_Items_
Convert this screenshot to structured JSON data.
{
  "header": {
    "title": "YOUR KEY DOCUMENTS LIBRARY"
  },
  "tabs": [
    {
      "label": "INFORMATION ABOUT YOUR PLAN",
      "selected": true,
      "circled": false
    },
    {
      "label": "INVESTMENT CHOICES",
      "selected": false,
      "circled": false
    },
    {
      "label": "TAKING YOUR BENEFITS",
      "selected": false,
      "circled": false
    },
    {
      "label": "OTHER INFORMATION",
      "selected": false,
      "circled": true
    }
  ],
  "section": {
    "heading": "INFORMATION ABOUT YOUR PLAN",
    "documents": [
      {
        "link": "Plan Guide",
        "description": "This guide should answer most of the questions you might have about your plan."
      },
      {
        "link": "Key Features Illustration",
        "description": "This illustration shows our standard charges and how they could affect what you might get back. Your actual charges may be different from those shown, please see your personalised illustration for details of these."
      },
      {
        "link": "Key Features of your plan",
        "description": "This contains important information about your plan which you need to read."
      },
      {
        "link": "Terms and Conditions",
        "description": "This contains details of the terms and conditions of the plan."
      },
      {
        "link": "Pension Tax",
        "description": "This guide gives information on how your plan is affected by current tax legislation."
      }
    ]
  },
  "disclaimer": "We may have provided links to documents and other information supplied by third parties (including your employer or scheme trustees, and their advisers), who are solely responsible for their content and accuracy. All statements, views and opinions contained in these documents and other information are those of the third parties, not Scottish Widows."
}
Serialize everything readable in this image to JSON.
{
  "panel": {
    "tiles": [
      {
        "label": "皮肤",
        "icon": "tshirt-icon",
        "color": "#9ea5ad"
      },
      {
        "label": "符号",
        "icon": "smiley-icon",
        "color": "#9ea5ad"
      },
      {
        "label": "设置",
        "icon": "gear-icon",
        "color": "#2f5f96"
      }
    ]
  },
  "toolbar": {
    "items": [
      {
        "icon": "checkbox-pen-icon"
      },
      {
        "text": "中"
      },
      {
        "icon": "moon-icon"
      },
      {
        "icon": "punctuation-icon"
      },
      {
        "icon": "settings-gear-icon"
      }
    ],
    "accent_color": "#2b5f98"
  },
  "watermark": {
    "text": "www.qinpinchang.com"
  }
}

_Instruction_
Could you give again exactly the lines from the line containing "Serialize everything readable" through the final line of the data above, and no others?

_Answer to this exercise_
Serialize everything readable in this image to JSON.
{
  "panel": {
    "tiles": [
      {
        "label": "皮肤",
        "icon": "tshirt-icon",
        "color": "#9ea5ad"
      },
      {
        "label": "符号",
        "icon": "smiley-icon",
        "color": "#9ea5ad"
      },
      {
        "label": "设置",
        "icon": "gear-icon",
        "color": "#2f5f96"
      }
    ]
  },
  "toolbar": {
    "items": [
      {
        "icon": "checkbox-pen-icon"
      },
      {
        "text": "中"
      },
      {
        "icon": "moon-icon"
      },
      {
        "icon": "punctuation-icon"
      },
      {
        "icon": "settings-gear-icon"
      }
    ],
    "accent_color": "#2b5f98"
  },
  "watermark": {
    "text": "www.qinpinchang.com"
  }
}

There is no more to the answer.